## BEGIN INFORMATION GIVEN

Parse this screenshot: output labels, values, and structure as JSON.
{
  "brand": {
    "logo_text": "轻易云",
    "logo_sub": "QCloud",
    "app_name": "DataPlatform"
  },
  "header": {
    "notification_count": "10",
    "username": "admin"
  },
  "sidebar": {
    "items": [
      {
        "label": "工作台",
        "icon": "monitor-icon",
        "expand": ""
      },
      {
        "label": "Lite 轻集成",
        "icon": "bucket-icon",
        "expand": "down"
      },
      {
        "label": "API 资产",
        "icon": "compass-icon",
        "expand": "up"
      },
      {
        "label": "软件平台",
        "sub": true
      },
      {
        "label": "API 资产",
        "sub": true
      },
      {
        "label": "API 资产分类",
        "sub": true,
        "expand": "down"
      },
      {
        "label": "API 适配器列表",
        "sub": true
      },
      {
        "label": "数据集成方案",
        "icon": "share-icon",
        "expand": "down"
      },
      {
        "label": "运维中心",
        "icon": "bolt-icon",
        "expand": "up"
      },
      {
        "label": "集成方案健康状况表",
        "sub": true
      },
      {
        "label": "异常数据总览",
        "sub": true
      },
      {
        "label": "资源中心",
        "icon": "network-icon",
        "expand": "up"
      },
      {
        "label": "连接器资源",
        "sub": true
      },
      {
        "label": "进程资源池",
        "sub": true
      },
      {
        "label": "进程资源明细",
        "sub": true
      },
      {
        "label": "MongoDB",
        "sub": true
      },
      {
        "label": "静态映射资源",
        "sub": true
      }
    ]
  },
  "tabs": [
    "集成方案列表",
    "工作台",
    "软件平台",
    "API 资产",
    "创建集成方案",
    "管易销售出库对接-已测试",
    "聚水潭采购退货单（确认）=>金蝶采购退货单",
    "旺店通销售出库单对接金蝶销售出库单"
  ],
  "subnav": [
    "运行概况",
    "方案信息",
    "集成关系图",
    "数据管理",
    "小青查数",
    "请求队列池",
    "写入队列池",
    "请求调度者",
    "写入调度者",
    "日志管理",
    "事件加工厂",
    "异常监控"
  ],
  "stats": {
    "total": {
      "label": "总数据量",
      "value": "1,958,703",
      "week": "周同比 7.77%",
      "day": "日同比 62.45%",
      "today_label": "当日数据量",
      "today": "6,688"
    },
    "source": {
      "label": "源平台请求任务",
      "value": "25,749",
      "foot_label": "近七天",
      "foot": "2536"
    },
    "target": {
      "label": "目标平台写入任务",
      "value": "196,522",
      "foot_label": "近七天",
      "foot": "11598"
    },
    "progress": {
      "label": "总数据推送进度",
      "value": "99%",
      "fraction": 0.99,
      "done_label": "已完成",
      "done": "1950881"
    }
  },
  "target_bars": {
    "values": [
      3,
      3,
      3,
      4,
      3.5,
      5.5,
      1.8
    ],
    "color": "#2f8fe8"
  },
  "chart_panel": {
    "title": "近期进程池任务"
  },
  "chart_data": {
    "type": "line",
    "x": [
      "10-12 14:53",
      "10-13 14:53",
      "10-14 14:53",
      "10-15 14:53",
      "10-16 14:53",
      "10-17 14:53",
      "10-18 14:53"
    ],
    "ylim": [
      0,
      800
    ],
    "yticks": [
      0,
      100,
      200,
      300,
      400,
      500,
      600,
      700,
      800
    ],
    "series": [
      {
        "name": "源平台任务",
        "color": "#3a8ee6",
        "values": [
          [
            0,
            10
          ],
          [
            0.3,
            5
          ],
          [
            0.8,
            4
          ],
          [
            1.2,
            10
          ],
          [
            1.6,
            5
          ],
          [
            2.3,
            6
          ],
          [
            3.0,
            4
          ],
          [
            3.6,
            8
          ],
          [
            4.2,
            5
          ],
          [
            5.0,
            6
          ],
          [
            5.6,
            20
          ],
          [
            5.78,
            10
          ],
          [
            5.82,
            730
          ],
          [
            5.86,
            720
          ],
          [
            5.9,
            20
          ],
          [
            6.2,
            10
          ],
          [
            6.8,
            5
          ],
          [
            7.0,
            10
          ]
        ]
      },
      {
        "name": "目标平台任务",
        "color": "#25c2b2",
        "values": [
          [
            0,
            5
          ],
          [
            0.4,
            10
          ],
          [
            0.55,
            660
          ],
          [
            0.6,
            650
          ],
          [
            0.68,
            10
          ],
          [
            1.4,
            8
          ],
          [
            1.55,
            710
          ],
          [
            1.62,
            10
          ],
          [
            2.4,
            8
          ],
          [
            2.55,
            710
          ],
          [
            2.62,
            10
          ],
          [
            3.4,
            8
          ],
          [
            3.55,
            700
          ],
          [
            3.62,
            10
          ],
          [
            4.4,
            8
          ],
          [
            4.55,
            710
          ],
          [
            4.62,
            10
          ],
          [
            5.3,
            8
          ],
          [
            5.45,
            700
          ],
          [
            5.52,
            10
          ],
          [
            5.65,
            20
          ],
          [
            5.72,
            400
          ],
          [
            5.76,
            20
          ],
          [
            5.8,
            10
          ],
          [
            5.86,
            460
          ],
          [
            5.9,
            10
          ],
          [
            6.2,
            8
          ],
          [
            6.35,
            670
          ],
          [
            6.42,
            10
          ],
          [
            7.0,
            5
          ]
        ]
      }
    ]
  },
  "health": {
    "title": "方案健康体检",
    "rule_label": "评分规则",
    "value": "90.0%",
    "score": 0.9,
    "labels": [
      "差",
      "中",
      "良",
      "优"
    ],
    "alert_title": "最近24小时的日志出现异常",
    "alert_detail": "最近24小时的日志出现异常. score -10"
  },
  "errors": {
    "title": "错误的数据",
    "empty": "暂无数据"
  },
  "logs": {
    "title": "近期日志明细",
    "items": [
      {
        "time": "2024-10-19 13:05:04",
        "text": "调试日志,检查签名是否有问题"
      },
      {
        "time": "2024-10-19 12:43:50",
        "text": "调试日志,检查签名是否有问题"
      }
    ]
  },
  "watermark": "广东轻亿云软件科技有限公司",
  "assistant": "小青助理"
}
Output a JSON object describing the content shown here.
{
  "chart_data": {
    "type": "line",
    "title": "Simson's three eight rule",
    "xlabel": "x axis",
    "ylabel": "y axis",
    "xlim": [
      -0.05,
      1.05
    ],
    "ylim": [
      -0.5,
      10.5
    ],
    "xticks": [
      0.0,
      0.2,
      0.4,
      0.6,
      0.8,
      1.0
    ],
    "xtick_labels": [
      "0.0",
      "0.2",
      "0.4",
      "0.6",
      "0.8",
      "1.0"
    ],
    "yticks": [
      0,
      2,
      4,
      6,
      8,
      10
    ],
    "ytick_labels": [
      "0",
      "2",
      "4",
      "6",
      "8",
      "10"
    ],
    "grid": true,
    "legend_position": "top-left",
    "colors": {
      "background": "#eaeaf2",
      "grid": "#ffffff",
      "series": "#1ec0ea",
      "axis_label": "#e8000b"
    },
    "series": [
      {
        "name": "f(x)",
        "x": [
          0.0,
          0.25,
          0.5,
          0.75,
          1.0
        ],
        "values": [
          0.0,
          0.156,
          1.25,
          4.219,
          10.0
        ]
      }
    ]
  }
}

## END INFORMATION GIVEN

> _SHORT EXERCISE_:
Which lines hold the word "JSON"? Copy all of them.

> _TASK RESULT_:
Parse this screenshot: output labels, values, and structure as JSON.
Output a JSON object describing the content shown here.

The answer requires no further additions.